Requirements:
Print all of the lines exactly. Any picture among them stays out.

Data items:
__________

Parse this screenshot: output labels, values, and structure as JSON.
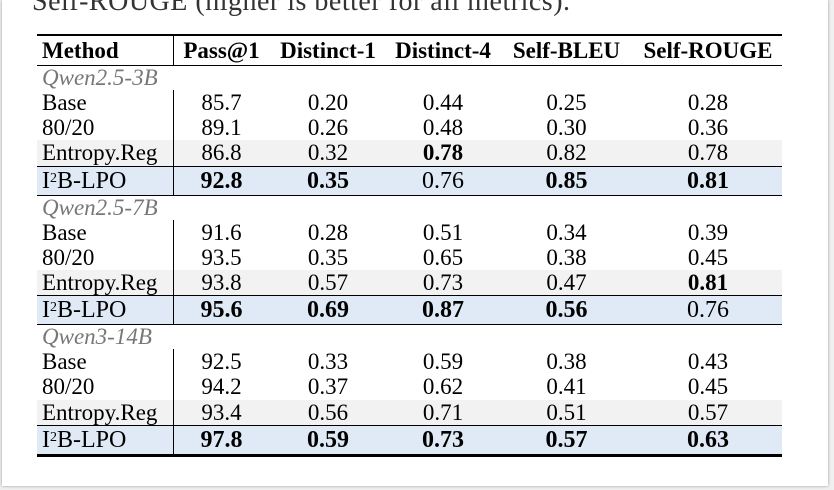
{
  "caption_tail": "Self-ROUGE (higher is better for all metrics).",
  "columns": [
    "Method",
    "Pass@1",
    "Distinct-1",
    "Distinct-4",
    "Self-BLEU",
    "Self-ROUGE"
  ],
  "groups": [
    {
      "name": "Qwen2.5-3B",
      "rows": [
        {
          "method": "Base",
          "pass1": "85.7",
          "distinct1": "0.20",
          "distinct4": "0.44",
          "self_bleu": "0.25",
          "self_rouge": "0.28"
        },
        {
          "method": "80/20",
          "pass1": "89.1",
          "distinct1": "0.26",
          "distinct4": "0.48",
          "self_bleu": "0.30",
          "self_rouge": "0.36"
        },
        {
          "method": "Entropy.Reg",
          "pass1": "86.8",
          "distinct1": "0.32",
          "distinct4": "0.78",
          "self_bleu": "0.82",
          "self_rouge": "0.78"
        },
        {
          "method_base": "I",
          "method_sup": "2",
          "method_rest": "B-LPO",
          "pass1": "92.8",
          "distinct1": "0.35",
          "distinct4": "0.76",
          "self_bleu": "0.85",
          "self_rouge": "0.81"
        }
      ]
    },
    {
      "name": "Qwen2.5-7B",
      "rows": [
        {
          "method": "Base",
          "pass1": "91.6",
          "distinct1": "0.28",
          "distinct4": "0.51",
          "self_bleu": "0.34",
          "self_rouge": "0.39"
        },
        {
          "method": "80/20",
          "pass1": "93.5",
          "distinct1": "0.35",
          "distinct4": "0.65",
          "self_bleu": "0.38",
          "self_rouge": "0.45"
        },
        {
          "method": "Entropy.Reg",
          "pass1": "93.8",
          "distinct1": "0.57",
          "distinct4": "0.73",
          "self_bleu": "0.47",
          "self_rouge": "0.81"
        },
        {
          "method_base": "I",
          "method_sup": "2",
          "method_rest": "B-LPO",
          "pass1": "95.6",
          "distinct1": "0.69",
          "distinct4": "0.87",
          "self_bleu": "0.56",
          "self_rouge": "0.76"
        }
      ]
    },
    {
      "name": "Qwen3-14B",
      "rows": [
        {
          "method": "Base",
          "pass1": "92.5",
          "distinct1": "0.33",
          "distinct4": "0.59",
          "self_bleu": "0.38",
          "self_rouge": "0.43"
        },
        {
          "method": "80/20",
          "pass1": "94.2",
          "distinct1": "0.37",
          "distinct4": "0.62",
          "self_bleu": "0.41",
          "self_rouge": "0.45"
        },
        {
          "method": "Entropy.Reg",
          "pass1": "93.4",
          "distinct1": "0.56",
          "distinct4": "0.71",
          "self_bleu": "0.51",
          "self_rouge": "0.57"
        },
        {
          "method_base": "I",
          "method_sup": "2",
          "method_rest": "B-LPO",
          "pass1": "97.8",
          "distinct1": "0.59",
          "distinct4": "0.73",
          "self_bleu": "0.57",
          "self_rouge": "0.63"
        }
      ]
    }
  ],
  "colors": {
    "highlight_row": "#dfeaf6",
    "alt_row": "#f2f2f2",
    "group_label": "#777777"
  }
}
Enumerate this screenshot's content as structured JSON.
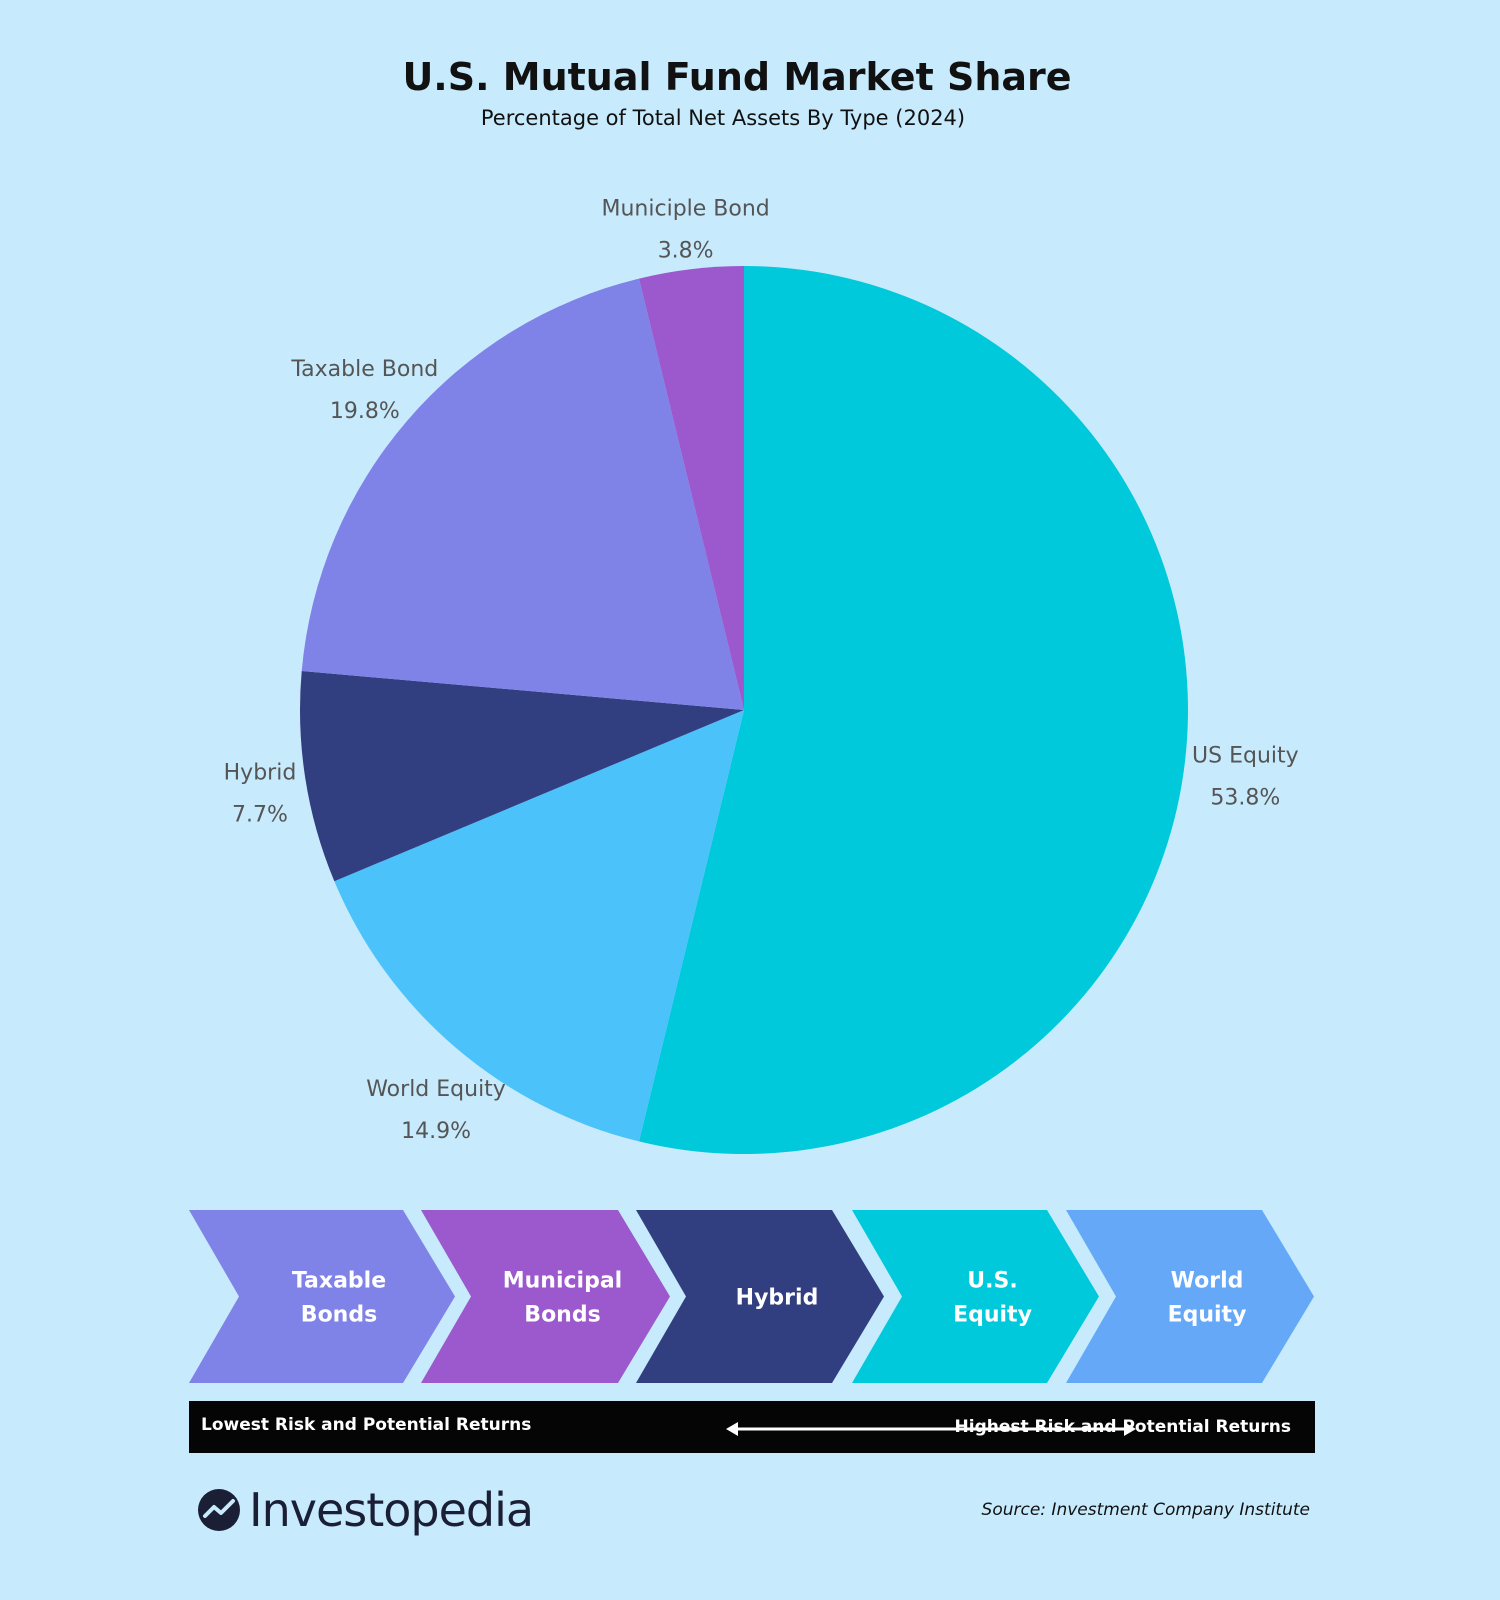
{
  "chart_data": {
    "type": "pie",
    "title": "U.S. Mutual Fund Market Share",
    "subtitle": "Percentage of Total Net Assets By Type (2024)",
    "slices": [
      {
        "name": "US Equity",
        "value": 53.8,
        "label": "53.8%",
        "color": "#00c9dc"
      },
      {
        "name": "World Equity",
        "value": 14.9,
        "label": "14.9%",
        "color": "#4cc2fb"
      },
      {
        "name": "Hybrid",
        "value": 7.7,
        "label": "7.7%",
        "color": "#313e80"
      },
      {
        "name": "Taxable Bond",
        "value": 19.8,
        "label": "19.8%",
        "color": "#7f82e7"
      },
      {
        "name": "Municiple Bond",
        "value": 3.8,
        "label": "3.8%",
        "color": "#9b59cd"
      }
    ]
  },
  "risk_scale": {
    "steps": [
      {
        "lines": [
          "Taxable",
          "Bonds"
        ],
        "color": "#7f82e7"
      },
      {
        "lines": [
          "Municipal",
          "Bonds"
        ],
        "color": "#9b59cd"
      },
      {
        "lines": [
          "Hybrid"
        ],
        "color": "#313e80"
      },
      {
        "lines": [
          "U.S.",
          "Equity"
        ],
        "color": "#00c9dc"
      },
      {
        "lines": [
          "World",
          "Equity"
        ],
        "color": "#66a8f8"
      }
    ],
    "low_label": "Lowest Risk and Potential Returns",
    "high_label": "Highest Risk and Potential Returns"
  },
  "footer": {
    "brand": "Investopedia",
    "source": "Source: Investment Company Institute"
  },
  "colors": {
    "background": "#c7ebfd",
    "label_text": "#555555",
    "risk_bar": "#050505"
  }
}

__________

Problem solution:
Parse this screenshot: output labels, values, and structure as JSON.
{
  "caption_tail": "Self-ROUGE (higher is better for all metrics).",
  "columns": [
    "Method",
    "Pass@1",
    "Distinct-1",
    "Distinct-4",
    "Self-BLEU",
    "Self-ROUGE"
  ],
  "groups": [
    {
      "name": "Qwen2.5-3B",
      "rows": [
        {
          "method": "Base",
          "pass1": "85.7",
          "distinct1": "0.20",
          "distinct4": "0.44",
          "self_bleu": "0.25",
          "self_rouge": "0.28"
        },
        {
          "method": "80/20",
          "pass1": "89.1",
          "distinct1": "0.26",
          "distinct4": "0.48",
          "self_bleu": "0.30",
          "self_rouge": "0.36"
        },
        {
          "method": "Entropy.Reg",
          "pass1": "86.8",
          "distinct1": "0.32",
          "distinct4": "0.78",
          "self_bleu": "0.82",
          "self_rouge": "0.78"
        },
        {
          "method_base": "I",
          "method_sup": "2",
          "method_rest": "B-LPO",
          "pass1": "92.8",
          "distinct1": "0.35",
          "distinct4": "0.76",
          "self_bleu": "0.85",
          "self_rouge": "0.81"
        }
      ]
    },
    {
      "name": "Qwen2.5-7B",
      "rows": [
        {
          "method": "Base",
          "pass1": "91.6",
          "distinct1": "0.28",
          "distinct4": "0.51",
          "self_bleu": "0.34",
          "self_rouge": "0.39"
        },
        {
          "method": "80/20",
          "pass1": "93.5",
          "distinct1": "0.35",
          "distinct4": "0.65",
          "self_bleu": "0.38",
          "self_rouge": "0.45"
        },
        {
          "method": "Entropy.Reg",
          "pass1": "93.8",
          "distinct1": "0.57",
          "distinct4": "0.73",
          "self_bleu": "0.47",
          "self_rouge": "0.81"
        },
        {
          "method_base": "I",
          "method_sup": "2",
          "method_rest": "B-LPO",
          "pass1": "95.6",
          "distinct1": "0.69",
          "distinct4": "0.87",
          "self_bleu": "0.56",
          "self_rouge": "0.76"
        }
      ]
    },
    {
      "name": "Qwen3-14B",
      "rows": [
        {
          "method": "Base",
          "pass1": "92.5",
          "distinct1": "0.33",
          "distinct4": "0.59",
          "self_bleu": "0.38",
          "self_rouge": "0.43"
        },
        {
          "method": "80/20",
          "pass1": "94.2",
          "distinct1": "0.37",
          "distinct4": "0.62",
          "self_bleu": "0.41",
          "self_rouge": "0.45"
        },
        {
          "method": "Entropy.Reg",
          "pass1": "93.4",
          "distinct1": "0.56",
          "distinct4": "0.71",
          "self_bleu": "0.51",
          "self_rouge": "0.57"
        },
        {
          "method_base": "I",
          "method_sup": "2",
          "method_rest": "B-LPO",
          "pass1": "97.8",
          "distinct1": "0.59",
          "distinct4": "0.73",
          "self_bleu": "0.57",
          "self_rouge": "0.63"
        }
      ]
    }
  ],
  "colors": {
    "highlight_row": "#dfeaf6",
    "alt_row": "#f2f2f2",
    "group_label": "#777777"
  }
}
Enumerate this screenshot's content as structured JSON.
{
  "chart_data": {
    "type": "pie",
    "title": "U.S. Mutual Fund Market Share",
    "subtitle": "Percentage of Total Net Assets By Type (2024)",
    "slices": [
      {
        "name": "US Equity",
        "value": 53.8,
        "label": "53.8%",
        "color": "#00c9dc"
      },
      {
        "name": "World Equity",
        "value": 14.9,
        "label": "14.9%",
        "color": "#4cc2fb"
      },
      {
        "name": "Hybrid",
        "value": 7.7,
        "label": "7.7%",
        "color": "#313e80"
      },
      {
        "name": "Taxable Bond",
        "value": 19.8,
        "label": "19.8%",
        "color": "#7f82e7"
      },
      {
        "name": "Municiple Bond",
        "value": 3.8,
        "label": "3.8%",
        "color": "#9b59cd"
      }
    ]
  },
  "risk_scale": {
    "steps": [
      {
        "lines": [
          "Taxable",
          "Bonds"
        ],
        "color": "#7f82e7"
      },
      {
        "lines": [
          "Municipal",
          "Bonds"
        ],
        "color": "#9b59cd"
      },
      {
        "lines": [
          "Hybrid"
        ],
        "color": "#313e80"
      },
      {
        "lines": [
          "U.S.",
          "Equity"
        ],
        "color": "#00c9dc"
      },
      {
        "lines": [
          "World",
          "Equity"
        ],
        "color": "#66a8f8"
      }
    ],
    "low_label": "Lowest Risk and Potential Returns",
    "high_label": "Highest Risk and Potential Returns"
  },
  "footer": {
    "brand": "Investopedia",
    "source": "Source: Investment Company Institute"
  },
  "colors": {
    "background": "#c7ebfd",
    "label_text": "#555555",
    "risk_bar": "#050505"
  }
}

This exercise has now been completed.